Directive >> Only a number is wanted: how many lines in the listing contain the word "barge"?

Listing >>
►

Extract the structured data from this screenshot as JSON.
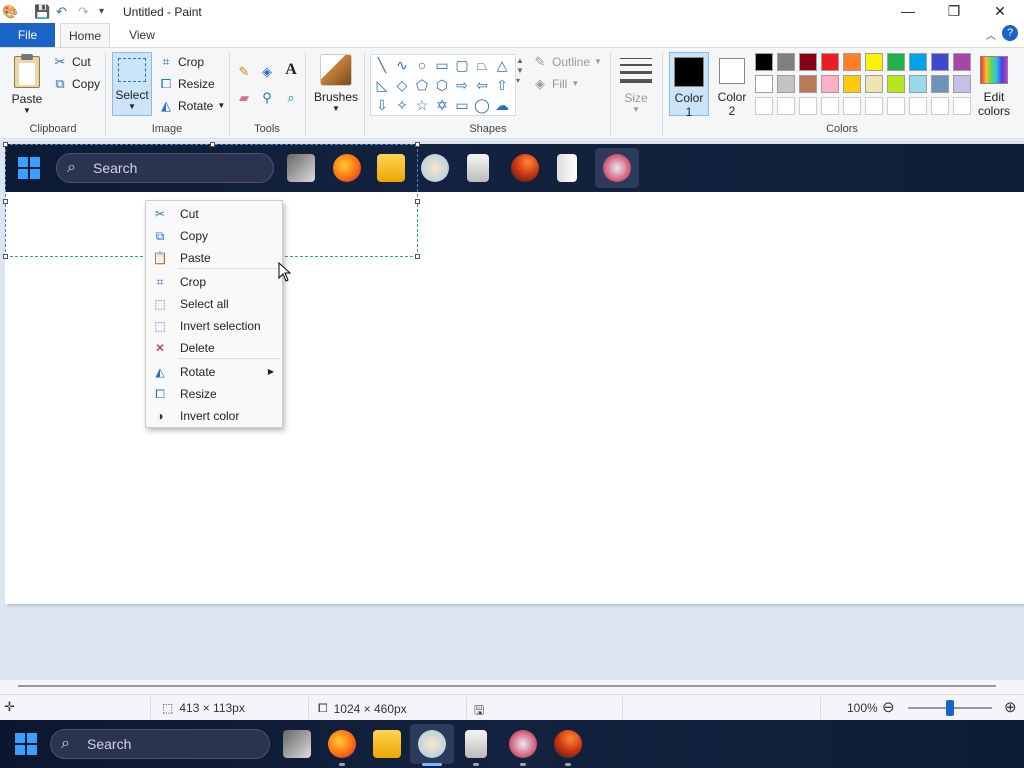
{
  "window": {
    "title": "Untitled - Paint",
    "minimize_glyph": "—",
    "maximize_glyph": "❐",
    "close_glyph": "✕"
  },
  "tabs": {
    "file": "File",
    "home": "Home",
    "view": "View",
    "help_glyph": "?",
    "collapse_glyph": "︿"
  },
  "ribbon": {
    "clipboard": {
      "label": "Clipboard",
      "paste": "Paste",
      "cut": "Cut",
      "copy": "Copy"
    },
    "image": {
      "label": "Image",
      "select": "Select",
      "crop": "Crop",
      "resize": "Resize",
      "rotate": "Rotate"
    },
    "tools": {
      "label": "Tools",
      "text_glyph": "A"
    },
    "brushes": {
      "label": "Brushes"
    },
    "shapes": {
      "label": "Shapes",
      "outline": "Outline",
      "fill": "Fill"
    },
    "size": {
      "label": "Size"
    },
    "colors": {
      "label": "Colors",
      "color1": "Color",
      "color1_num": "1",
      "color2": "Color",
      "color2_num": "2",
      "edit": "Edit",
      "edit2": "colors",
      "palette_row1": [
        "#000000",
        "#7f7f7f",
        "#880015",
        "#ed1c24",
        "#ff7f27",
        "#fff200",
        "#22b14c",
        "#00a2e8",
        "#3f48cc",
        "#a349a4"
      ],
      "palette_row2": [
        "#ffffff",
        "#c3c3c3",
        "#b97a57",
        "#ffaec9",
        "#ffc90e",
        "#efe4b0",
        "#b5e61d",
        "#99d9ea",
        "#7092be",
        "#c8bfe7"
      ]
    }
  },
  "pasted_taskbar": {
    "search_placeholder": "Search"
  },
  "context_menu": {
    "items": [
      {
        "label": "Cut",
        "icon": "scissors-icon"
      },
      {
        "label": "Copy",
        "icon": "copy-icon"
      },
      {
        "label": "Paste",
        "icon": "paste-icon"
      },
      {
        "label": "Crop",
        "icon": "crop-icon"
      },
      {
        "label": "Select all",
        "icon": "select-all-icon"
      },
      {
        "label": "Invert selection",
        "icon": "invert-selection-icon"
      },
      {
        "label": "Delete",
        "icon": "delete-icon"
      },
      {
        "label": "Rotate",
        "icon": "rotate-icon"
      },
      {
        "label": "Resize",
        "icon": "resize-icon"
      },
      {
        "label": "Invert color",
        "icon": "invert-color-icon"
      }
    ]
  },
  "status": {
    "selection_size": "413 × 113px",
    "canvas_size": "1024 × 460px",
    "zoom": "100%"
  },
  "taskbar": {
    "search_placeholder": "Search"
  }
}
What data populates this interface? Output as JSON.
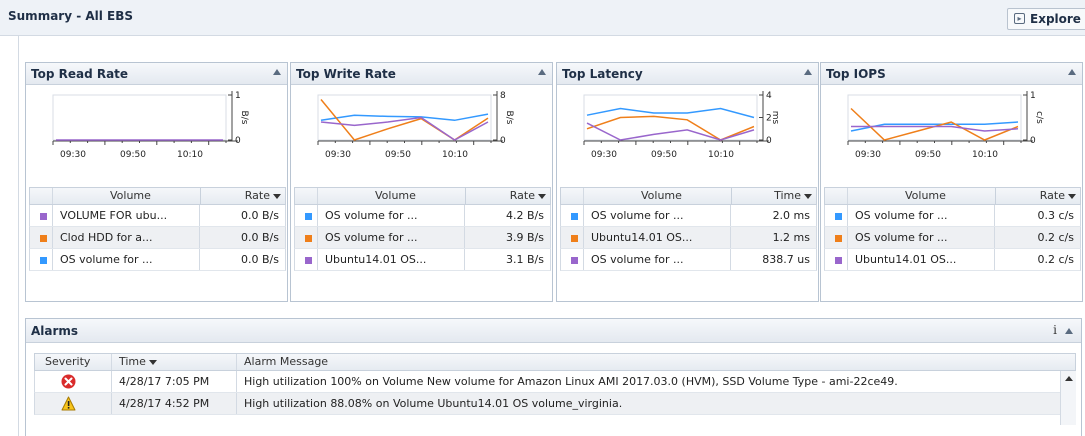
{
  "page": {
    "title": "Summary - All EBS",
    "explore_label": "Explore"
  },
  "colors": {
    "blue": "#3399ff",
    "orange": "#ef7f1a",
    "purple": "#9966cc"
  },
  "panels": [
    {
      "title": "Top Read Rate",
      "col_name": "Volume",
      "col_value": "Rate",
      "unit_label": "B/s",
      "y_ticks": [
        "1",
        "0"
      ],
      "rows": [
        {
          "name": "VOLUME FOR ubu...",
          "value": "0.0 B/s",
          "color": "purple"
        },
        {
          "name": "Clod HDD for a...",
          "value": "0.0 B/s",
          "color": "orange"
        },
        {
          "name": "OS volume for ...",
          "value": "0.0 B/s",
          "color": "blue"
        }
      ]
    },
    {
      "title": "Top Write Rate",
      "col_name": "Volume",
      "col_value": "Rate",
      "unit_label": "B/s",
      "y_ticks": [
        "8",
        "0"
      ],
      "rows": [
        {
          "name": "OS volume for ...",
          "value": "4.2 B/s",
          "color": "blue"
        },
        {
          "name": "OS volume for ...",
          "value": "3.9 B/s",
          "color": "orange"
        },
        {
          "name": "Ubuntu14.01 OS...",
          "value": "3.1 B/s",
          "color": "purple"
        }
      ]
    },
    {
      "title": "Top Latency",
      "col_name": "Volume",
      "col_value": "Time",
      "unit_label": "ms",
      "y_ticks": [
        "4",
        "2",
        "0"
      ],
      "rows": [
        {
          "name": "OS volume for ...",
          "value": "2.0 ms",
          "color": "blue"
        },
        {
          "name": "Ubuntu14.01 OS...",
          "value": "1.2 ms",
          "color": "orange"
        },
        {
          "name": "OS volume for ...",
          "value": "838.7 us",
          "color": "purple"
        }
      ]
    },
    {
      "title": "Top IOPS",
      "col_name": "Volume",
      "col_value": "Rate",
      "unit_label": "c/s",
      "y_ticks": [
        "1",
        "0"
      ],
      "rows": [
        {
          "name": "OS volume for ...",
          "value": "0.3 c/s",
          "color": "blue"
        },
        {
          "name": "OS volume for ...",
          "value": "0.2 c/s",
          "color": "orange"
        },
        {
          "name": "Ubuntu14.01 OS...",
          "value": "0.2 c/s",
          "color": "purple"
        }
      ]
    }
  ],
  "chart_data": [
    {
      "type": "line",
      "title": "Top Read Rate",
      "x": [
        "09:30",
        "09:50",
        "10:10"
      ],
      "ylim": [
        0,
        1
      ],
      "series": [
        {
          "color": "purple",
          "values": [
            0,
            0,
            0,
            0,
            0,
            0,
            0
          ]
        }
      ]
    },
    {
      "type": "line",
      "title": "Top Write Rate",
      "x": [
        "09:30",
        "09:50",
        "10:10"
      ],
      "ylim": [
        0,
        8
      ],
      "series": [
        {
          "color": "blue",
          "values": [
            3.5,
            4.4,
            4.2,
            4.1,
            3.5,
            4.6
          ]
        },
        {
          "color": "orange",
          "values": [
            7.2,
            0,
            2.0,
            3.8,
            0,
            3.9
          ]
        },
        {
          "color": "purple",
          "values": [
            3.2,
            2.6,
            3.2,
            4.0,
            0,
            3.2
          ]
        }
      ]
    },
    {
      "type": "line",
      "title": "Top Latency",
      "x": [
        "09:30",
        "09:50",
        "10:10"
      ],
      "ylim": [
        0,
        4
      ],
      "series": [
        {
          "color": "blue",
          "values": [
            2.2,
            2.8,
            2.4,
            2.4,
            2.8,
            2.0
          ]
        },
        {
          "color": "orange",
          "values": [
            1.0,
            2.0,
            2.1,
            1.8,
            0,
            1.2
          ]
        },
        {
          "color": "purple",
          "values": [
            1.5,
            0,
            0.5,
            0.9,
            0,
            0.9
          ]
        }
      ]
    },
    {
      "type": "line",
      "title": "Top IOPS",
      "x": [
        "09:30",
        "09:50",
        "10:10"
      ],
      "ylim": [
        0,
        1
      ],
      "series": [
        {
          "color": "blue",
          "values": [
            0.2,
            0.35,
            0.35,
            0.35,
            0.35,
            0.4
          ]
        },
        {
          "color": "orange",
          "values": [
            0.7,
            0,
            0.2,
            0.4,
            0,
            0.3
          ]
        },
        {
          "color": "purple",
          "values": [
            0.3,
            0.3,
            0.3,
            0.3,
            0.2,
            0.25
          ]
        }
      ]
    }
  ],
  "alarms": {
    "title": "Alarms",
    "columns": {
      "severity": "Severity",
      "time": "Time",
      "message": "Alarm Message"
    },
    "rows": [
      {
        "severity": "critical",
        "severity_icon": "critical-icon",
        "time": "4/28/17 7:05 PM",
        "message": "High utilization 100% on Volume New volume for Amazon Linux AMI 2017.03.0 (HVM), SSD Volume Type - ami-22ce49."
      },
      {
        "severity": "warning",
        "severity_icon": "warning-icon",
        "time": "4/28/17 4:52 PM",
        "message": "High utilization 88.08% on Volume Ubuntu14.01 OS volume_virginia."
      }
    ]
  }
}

◄
►

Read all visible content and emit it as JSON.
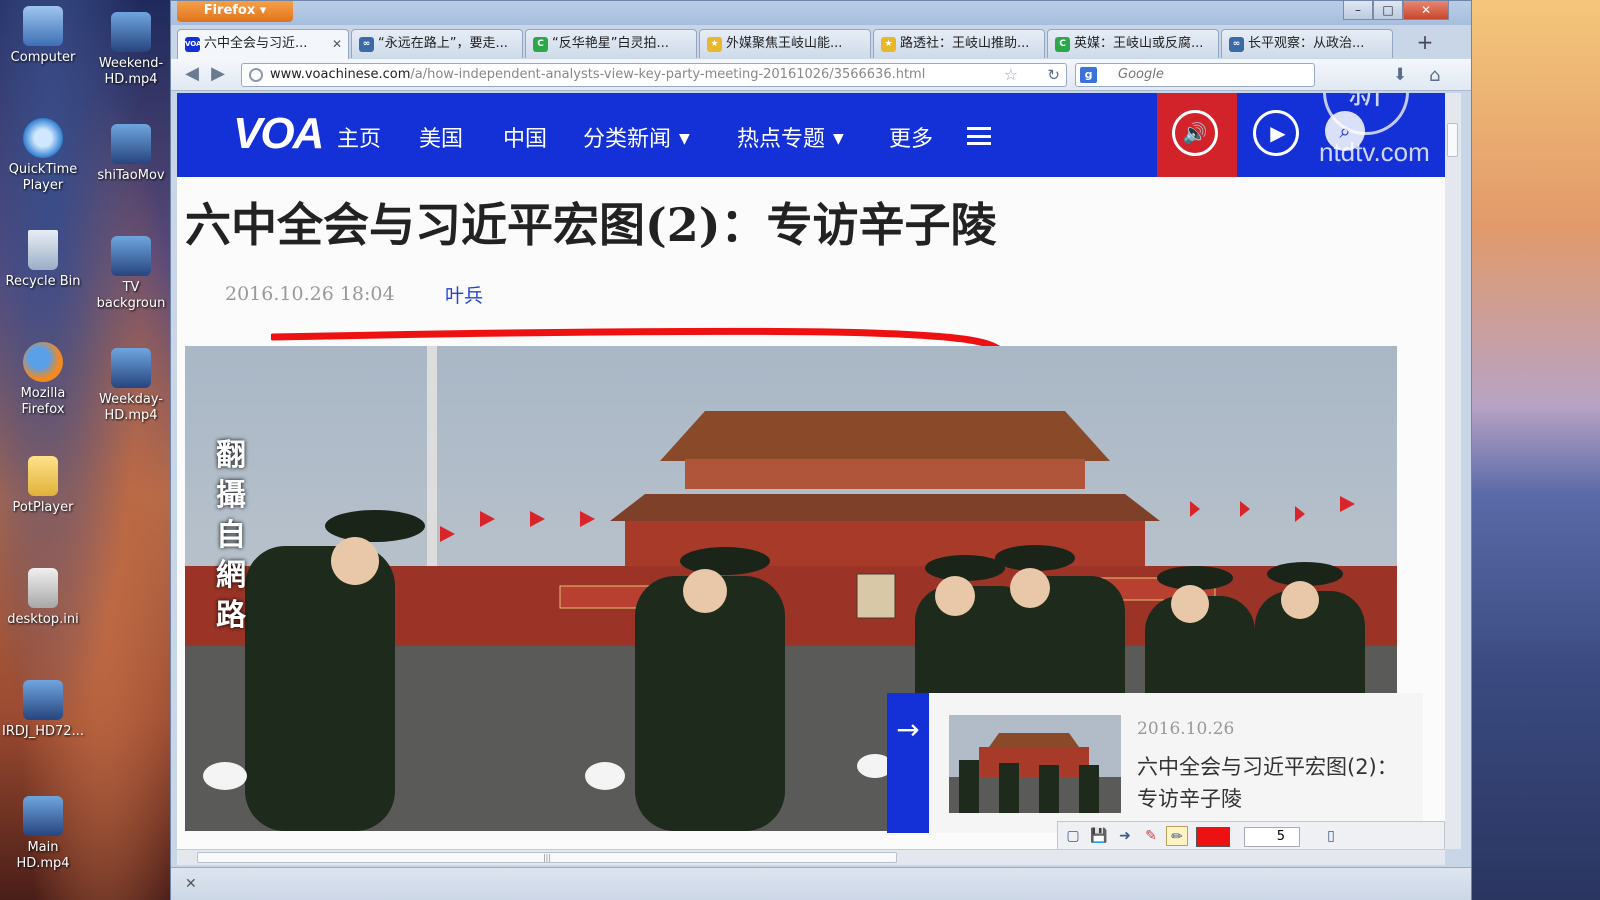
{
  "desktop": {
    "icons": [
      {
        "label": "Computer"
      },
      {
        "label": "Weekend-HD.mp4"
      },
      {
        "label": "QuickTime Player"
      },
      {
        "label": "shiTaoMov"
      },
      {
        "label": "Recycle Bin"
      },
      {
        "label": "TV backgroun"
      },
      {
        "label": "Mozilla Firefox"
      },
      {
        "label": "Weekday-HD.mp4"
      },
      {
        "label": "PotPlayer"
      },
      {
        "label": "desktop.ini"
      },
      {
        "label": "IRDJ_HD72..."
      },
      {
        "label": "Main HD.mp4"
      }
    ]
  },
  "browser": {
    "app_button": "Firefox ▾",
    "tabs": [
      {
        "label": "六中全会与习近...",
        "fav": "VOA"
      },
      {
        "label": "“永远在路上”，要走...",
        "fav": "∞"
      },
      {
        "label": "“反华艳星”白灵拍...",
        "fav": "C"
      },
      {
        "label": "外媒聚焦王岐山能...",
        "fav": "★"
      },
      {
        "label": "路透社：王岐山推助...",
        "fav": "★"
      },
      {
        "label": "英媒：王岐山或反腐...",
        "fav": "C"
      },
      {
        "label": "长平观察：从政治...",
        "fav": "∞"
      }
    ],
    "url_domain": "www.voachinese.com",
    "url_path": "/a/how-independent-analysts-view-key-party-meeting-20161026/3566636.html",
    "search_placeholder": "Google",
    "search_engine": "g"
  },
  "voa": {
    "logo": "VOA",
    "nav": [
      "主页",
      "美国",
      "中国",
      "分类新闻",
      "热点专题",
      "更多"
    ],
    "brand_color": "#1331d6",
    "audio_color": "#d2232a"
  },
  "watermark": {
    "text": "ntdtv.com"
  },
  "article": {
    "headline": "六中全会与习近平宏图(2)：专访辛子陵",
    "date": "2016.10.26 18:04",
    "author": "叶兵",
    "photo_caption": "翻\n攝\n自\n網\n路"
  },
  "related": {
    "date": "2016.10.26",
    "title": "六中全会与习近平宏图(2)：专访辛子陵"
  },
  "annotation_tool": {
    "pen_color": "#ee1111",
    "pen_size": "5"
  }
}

◄
►

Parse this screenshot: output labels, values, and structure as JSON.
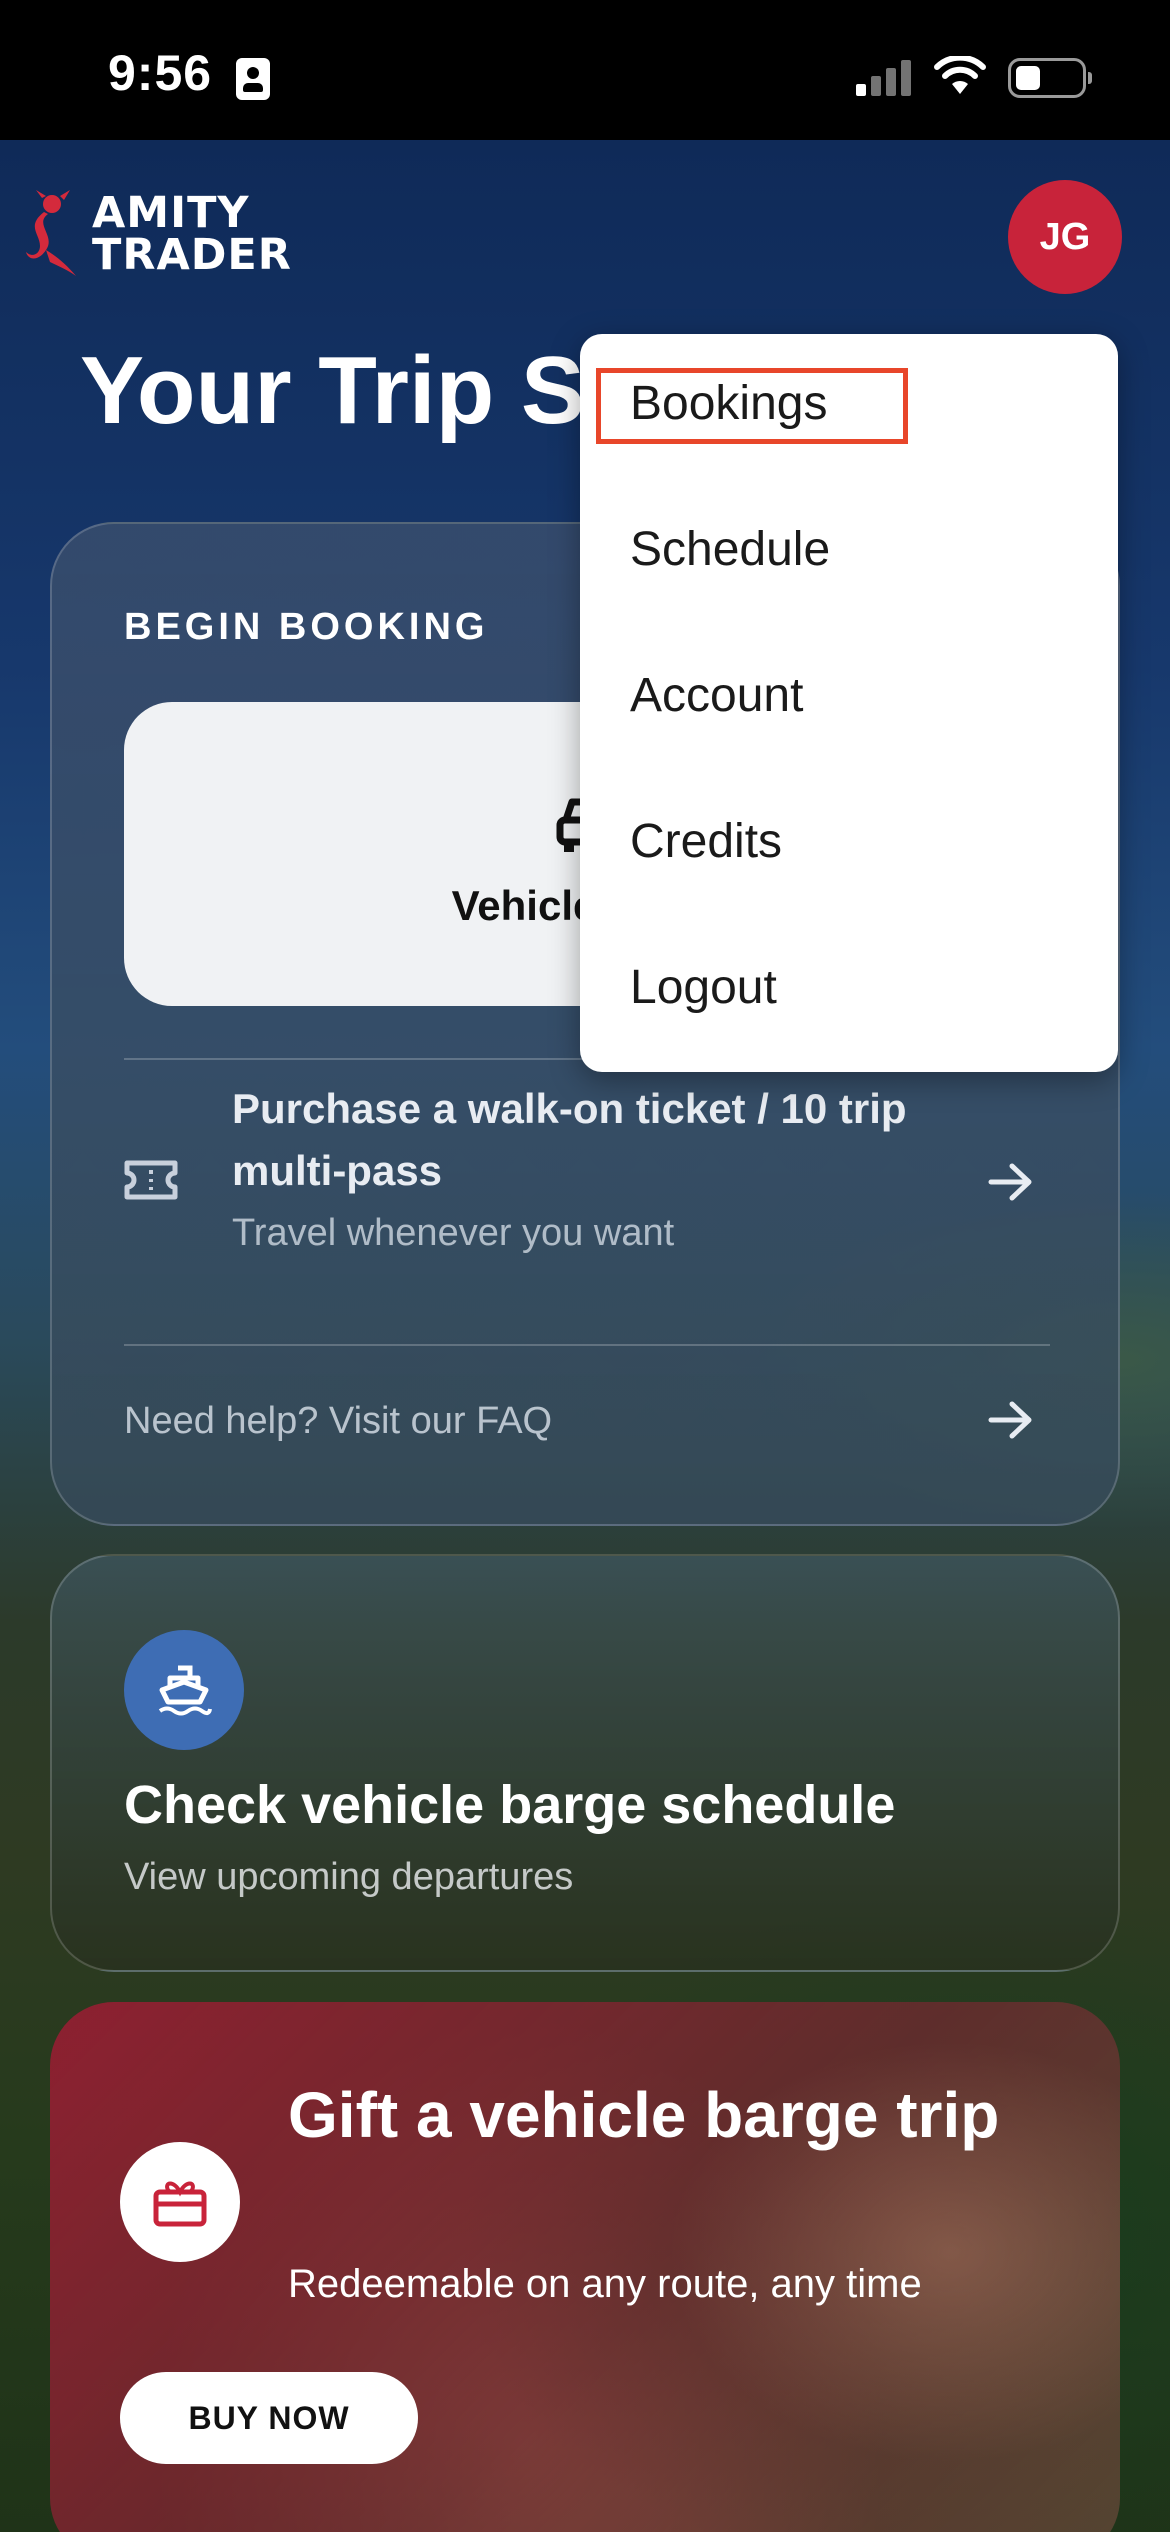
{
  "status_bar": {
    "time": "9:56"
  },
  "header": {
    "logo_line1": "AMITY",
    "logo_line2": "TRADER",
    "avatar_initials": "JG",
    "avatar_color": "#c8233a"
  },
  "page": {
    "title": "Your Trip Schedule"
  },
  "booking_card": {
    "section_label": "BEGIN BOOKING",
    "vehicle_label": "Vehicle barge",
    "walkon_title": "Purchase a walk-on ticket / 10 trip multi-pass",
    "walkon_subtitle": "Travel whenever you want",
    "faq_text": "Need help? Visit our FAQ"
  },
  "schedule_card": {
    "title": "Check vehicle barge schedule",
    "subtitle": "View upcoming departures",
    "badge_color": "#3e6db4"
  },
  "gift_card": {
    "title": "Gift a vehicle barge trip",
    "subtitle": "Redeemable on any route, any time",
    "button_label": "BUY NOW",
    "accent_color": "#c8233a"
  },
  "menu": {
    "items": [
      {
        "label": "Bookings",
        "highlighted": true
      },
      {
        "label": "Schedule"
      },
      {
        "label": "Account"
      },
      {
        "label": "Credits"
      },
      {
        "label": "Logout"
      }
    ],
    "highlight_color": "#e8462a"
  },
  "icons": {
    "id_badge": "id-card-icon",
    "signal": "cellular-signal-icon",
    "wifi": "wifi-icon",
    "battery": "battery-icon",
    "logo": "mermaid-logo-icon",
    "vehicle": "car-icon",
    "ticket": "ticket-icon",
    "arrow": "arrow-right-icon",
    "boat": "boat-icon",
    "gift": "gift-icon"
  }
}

◄

Answer for this exercise >> 3